Start of Entries shown

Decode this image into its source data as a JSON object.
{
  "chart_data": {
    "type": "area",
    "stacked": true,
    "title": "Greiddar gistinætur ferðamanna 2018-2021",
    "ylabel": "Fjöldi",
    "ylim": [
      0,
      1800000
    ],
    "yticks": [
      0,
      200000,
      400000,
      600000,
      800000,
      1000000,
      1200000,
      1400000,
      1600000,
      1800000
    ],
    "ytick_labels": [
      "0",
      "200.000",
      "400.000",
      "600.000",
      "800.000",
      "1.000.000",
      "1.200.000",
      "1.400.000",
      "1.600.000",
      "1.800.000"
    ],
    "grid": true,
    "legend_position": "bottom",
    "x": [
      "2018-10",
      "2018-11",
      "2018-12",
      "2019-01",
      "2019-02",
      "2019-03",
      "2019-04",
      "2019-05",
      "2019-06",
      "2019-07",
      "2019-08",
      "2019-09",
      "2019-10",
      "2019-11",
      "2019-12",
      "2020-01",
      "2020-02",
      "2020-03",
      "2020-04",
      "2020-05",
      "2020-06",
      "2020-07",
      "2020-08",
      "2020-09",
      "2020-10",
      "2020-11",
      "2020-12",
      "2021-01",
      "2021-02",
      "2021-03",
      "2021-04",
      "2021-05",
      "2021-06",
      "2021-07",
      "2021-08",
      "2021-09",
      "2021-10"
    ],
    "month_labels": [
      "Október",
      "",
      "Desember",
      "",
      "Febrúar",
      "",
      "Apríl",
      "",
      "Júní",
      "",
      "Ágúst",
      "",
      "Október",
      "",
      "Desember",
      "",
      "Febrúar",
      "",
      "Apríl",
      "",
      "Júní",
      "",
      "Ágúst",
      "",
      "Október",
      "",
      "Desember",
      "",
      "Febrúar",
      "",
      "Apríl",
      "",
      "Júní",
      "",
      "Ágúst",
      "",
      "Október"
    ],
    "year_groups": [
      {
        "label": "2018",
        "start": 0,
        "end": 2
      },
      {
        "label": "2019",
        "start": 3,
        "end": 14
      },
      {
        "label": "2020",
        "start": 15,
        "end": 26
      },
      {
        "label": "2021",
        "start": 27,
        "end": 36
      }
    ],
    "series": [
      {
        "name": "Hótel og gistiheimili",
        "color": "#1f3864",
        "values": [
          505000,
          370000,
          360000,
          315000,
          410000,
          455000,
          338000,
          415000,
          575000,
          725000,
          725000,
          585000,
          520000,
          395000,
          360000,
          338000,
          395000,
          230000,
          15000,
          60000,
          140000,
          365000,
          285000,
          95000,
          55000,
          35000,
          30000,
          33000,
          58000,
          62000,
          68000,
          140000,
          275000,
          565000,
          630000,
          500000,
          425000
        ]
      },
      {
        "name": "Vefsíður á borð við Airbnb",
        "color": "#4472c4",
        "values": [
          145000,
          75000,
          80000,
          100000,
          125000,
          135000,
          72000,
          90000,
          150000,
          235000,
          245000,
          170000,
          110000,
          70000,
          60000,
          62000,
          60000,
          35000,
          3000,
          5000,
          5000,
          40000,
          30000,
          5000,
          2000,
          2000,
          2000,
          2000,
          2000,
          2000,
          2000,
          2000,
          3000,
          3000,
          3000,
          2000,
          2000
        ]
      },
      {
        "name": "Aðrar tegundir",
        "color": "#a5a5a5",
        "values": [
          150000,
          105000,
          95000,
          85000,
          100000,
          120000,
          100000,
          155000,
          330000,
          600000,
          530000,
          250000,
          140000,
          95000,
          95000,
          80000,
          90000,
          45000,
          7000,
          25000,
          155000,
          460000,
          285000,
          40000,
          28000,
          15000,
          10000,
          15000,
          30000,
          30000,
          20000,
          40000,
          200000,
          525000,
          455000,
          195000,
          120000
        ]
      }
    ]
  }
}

End of Entries shown

**Task description**
Print the whole listing again, exactly.

**Exercise response**
Decode this image into its source data as a JSON object.
{
  "chart_data": {
    "type": "area",
    "stacked": true,
    "title": "Greiddar gistinætur ferðamanna 2018-2021",
    "ylabel": "Fjöldi",
    "ylim": [
      0,
      1800000
    ],
    "yticks": [
      0,
      200000,
      400000,
      600000,
      800000,
      1000000,
      1200000,
      1400000,
      1600000,
      1800000
    ],
    "ytick_labels": [
      "0",
      "200.000",
      "400.000",
      "600.000",
      "800.000",
      "1.000.000",
      "1.200.000",
      "1.400.000",
      "1.600.000",
      "1.800.000"
    ],
    "grid": true,
    "legend_position": "bottom",
    "x": [
      "2018-10",
      "2018-11",
      "2018-12",
      "2019-01",
      "2019-02",
      "2019-03",
      "2019-04",
      "2019-05",
      "2019-06",
      "2019-07",
      "2019-08",
      "2019-09",
      "2019-10",
      "2019-11",
      "2019-12",
      "2020-01",
      "2020-02",
      "2020-03",
      "2020-04",
      "2020-05",
      "2020-06",
      "2020-07",
      "2020-08",
      "2020-09",
      "2020-10",
      "2020-11",
      "2020-12",
      "2021-01",
      "2021-02",
      "2021-03",
      "2021-04",
      "2021-05",
      "2021-06",
      "2021-07",
      "2021-08",
      "2021-09",
      "2021-10"
    ],
    "month_labels": [
      "Október",
      "",
      "Desember",
      "",
      "Febrúar",
      "",
      "Apríl",
      "",
      "Júní",
      "",
      "Ágúst",
      "",
      "Október",
      "",
      "Desember",
      "",
      "Febrúar",
      "",
      "Apríl",
      "",
      "Júní",
      "",
      "Ágúst",
      "",
      "Október",
      "",
      "Desember",
      "",
      "Febrúar",
      "",
      "Apríl",
      "",
      "Júní",
      "",
      "Ágúst",
      "",
      "Október"
    ],
    "year_groups": [
      {
        "label": "2018",
        "start": 0,
        "end": 2
      },
      {
        "label": "2019",
        "start": 3,
        "end": 14
      },
      {
        "label": "2020",
        "start": 15,
        "end": 26
      },
      {
        "label": "2021",
        "start": 27,
        "end": 36
      }
    ],
    "series": [
      {
        "name": "Hótel og gistiheimili",
        "color": "#1f3864",
        "values": [
          505000,
          370000,
          360000,
          315000,
          410000,
          455000,
          338000,
          415000,
          575000,
          725000,
          725000,
          585000,
          520000,
          395000,
          360000,
          338000,
          395000,
          230000,
          15000,
          60000,
          140000,
          365000,
          285000,
          95000,
          55000,
          35000,
          30000,
          33000,
          58000,
          62000,
          68000,
          140000,
          275000,
          565000,
          630000,
          500000,
          425000
        ]
      },
      {
        "name": "Vefsíður á borð við Airbnb",
        "color": "#4472c4",
        "values": [
          145000,
          75000,
          80000,
          100000,
          125000,
          135000,
          72000,
          90000,
          150000,
          235000,
          245000,
          170000,
          110000,
          70000,
          60000,
          62000,
          60000,
          35000,
          3000,
          5000,
          5000,
          40000,
          30000,
          5000,
          2000,
          2000,
          2000,
          2000,
          2000,
          2000,
          2000,
          2000,
          3000,
          3000,
          3000,
          2000,
          2000
        ]
      },
      {
        "name": "Aðrar tegundir",
        "color": "#a5a5a5",
        "values": [
          150000,
          105000,
          95000,
          85000,
          100000,
          120000,
          100000,
          155000,
          330000,
          600000,
          530000,
          250000,
          140000,
          95000,
          95000,
          80000,
          90000,
          45000,
          7000,
          25000,
          155000,
          460000,
          285000,
          40000,
          28000,
          15000,
          10000,
          15000,
          30000,
          30000,
          20000,
          40000,
          200000,
          525000,
          455000,
          195000,
          120000
        ]
      }
    ]
  }
}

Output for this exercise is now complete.